## Given request 1
List the usernames of everyone who posted in the Texas Independence thread, in the order they appear.
## Given request 2
Return the rows of the spatial layout entries verbatim, beginning at the first row and stopping after the row that contains "annotation-badge-2: 2 [521, 678, 571, 728]".

## Text segment
- - - -

# Texas Independence Threatened!



## chubzerous (Jun 9, 2007)

Another day at work as the usual routine dictates.... My Wife Debbie calls me and asks if I had ordered some more cigars. No I replied and as soon as I did I heard a loud bang and then silence on the receiver. 
I rushed home and spent a good amount of time trying to get Debbie's unconscious body off of the remnants of the package to determine what manner of scoundrel would perpetrate such an offense! Behold....I found the box and it was from DOZER his callous act almost cost me the loss of my newly re-built re-enforced mailbox. Luckily Deb took the brunt of the impact.

The note attached states "The eyes of the world are upon TEXAS!" I would guess that this is some sort of code for a coordinated attack on Sam Houston's own beloved Lone Star Republic.

Here is the damage-
4- Genuine Counterfeit Cuban's Torps
3- Exile Maduro Perfectos
2- Casa Torano Torps
2- Corojo Vibe Torps
2- Indian Tabac Cameroon Legend Super Toros
2- HDM Excalibur 1066
2- 5 Vegas Limitada 2006
2- 5 Vegas Limitada 2007
1- Fonseca Habana Seleccion Black Prince

The damage is horrific granted, but the resolve of the great people of the greatest state in the union will not creep quietly into the night so that others may relish in our demise! RISE UP BOTL and SOTL of the GREAT STATE of TEXAS and show no mercy on the mongrels that would bring shame to our Stately Pride!

Oh yea, great smokes Mike the exile looks fantastic! and remember you of all should know...........no good deed goes unpunished!


----------



## RGianelli (Jul 20, 2007)

WOW..A Massive hit for sure..


----------



## Toasted Coastie (Feb 16, 2008)

nice. The eyes ARE upon you TX!


----------



## JoeyBear (Jul 31, 2007)

Isn't Texas trying to secede from the union, again


----------



## happy1 (Jun 29, 2007)

Dozer doing the Chubs beatdown


----------



## Deuce Da Masta (Dec 4, 2006)

They certainly are! I wouldnt let your guard down too soon ol pal! Might be another lurking around the corner.....

Oh and you might wanna warn the rest of your texas brethren, this could get ugly!!!!

- - - -

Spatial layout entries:

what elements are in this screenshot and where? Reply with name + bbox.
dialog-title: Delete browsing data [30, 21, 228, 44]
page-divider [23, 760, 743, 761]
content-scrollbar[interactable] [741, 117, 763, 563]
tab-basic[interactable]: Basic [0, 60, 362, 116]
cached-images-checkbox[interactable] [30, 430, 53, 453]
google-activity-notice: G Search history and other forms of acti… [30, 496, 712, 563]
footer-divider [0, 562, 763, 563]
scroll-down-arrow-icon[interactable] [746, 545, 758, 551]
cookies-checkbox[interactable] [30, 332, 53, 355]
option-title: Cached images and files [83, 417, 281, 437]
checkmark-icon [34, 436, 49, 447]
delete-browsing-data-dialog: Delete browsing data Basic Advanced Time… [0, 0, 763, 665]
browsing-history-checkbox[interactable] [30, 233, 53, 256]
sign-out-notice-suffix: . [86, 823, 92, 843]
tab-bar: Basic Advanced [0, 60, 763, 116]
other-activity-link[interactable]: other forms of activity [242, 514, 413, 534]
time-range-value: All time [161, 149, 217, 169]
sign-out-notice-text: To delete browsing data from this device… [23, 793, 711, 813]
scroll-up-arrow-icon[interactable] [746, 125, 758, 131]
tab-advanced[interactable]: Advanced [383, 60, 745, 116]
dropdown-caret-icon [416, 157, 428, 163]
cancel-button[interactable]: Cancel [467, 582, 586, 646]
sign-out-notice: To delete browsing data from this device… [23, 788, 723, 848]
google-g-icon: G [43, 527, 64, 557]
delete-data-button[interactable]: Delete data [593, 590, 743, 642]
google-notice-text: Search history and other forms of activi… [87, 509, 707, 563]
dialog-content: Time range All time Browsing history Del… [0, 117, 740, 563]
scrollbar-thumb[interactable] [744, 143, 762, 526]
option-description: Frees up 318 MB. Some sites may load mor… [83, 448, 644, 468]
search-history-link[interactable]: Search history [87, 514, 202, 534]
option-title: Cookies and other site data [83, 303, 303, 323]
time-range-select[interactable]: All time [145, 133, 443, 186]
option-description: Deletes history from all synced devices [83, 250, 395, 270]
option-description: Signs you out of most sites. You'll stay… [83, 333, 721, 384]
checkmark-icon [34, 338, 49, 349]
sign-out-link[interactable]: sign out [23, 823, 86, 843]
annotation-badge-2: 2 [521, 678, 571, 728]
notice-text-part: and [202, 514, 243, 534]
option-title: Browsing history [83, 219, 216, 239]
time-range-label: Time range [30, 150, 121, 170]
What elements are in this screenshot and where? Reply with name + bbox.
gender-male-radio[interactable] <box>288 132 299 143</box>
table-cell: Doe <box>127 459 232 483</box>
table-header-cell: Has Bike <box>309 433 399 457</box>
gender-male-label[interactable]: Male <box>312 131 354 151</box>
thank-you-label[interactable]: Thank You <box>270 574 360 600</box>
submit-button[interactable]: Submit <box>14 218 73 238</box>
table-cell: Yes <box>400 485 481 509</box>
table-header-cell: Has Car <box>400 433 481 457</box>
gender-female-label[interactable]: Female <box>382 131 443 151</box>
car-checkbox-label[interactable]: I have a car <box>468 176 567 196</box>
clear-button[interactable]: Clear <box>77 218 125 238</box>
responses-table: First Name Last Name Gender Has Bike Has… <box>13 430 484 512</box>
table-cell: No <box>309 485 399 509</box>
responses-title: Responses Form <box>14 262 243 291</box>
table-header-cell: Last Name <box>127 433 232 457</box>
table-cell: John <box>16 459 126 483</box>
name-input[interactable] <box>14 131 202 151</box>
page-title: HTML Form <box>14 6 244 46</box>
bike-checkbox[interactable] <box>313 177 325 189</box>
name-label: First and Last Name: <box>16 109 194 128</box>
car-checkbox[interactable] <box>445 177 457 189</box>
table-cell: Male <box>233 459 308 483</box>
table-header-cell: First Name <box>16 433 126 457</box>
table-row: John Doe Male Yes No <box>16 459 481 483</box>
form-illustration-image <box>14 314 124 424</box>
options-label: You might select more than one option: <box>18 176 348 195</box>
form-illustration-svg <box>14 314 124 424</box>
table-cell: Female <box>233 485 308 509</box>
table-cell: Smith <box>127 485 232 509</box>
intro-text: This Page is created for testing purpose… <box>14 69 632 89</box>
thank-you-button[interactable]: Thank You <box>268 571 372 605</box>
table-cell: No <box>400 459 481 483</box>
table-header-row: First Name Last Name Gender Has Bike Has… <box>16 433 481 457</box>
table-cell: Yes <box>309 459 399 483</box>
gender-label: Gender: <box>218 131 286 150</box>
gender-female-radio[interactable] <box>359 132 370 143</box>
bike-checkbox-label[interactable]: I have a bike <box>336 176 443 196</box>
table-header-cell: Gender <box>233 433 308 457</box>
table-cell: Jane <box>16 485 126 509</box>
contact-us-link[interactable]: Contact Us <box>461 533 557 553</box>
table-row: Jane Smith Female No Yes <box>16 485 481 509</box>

- - - -

## Written response 1
chubzerous
RGianelli
Toasted Coastie
JoeyBear
happy1
Deuce Da Masta

## Written response 2
what elements are in this screenshot and where? Reply with name + bbox.
dialog-title: Delete browsing data [30, 21, 228, 44]
page-divider [23, 760, 743, 761]
content-scrollbar[interactable] [741, 117, 763, 563]
tab-basic[interactable]: Basic [0, 60, 362, 116]
cached-images-checkbox[interactable] [30, 430, 53, 453]
google-activity-notice: G Search history and other forms of acti… [30, 496, 712, 563]
footer-divider [0, 562, 763, 563]
scroll-down-arrow-icon[interactable] [746, 545, 758, 551]
cookies-checkbox[interactable] [30, 332, 53, 355]
option-title: Cached images and files [83, 417, 281, 437]
checkmark-icon [34, 436, 49, 447]
delete-browsing-data-dialog: Delete browsing data Basic Advanced Time… [0, 0, 763, 665]
browsing-history-checkbox[interactable] [30, 233, 53, 256]
sign-out-notice-suffix: . [86, 823, 92, 843]
tab-bar: Basic Advanced [0, 60, 763, 116]
other-activity-link[interactable]: other forms of activity [242, 514, 413, 534]
time-range-value: All time [161, 149, 217, 169]
sign-out-notice-text: To delete browsing data from this device… [23, 793, 711, 813]
scroll-up-arrow-icon[interactable] [746, 125, 758, 131]
tab-advanced[interactable]: Advanced [383, 60, 745, 116]
dropdown-caret-icon [416, 157, 428, 163]
cancel-button[interactable]: Cancel [467, 582, 586, 646]
sign-out-notice: To delete browsing data from this device… [23, 788, 723, 848]
google-g-icon: G [43, 527, 64, 557]
delete-data-button[interactable]: Delete data [593, 590, 743, 642]
google-notice-text: Search history and other forms of activi… [87, 509, 707, 563]
dialog-content: Time range All time Browsing history Del… [0, 117, 740, 563]
scrollbar-thumb[interactable] [744, 143, 762, 526]
option-description: Frees up 318 MB. Some sites may load mor… [83, 448, 644, 468]
search-history-link[interactable]: Search history [87, 514, 202, 534]
option-title: Cookies and other site data [83, 303, 303, 323]
time-range-select[interactable]: All time [145, 133, 443, 186]
option-description: Deletes history from all synced devices [83, 250, 395, 270]
option-description: Signs you out of most sites. You'll stay… [83, 333, 721, 384]
checkmark-icon [34, 338, 49, 349]
sign-out-link[interactable]: sign out [23, 823, 86, 843]
annotation-badge-2: 2 [521, 678, 571, 728]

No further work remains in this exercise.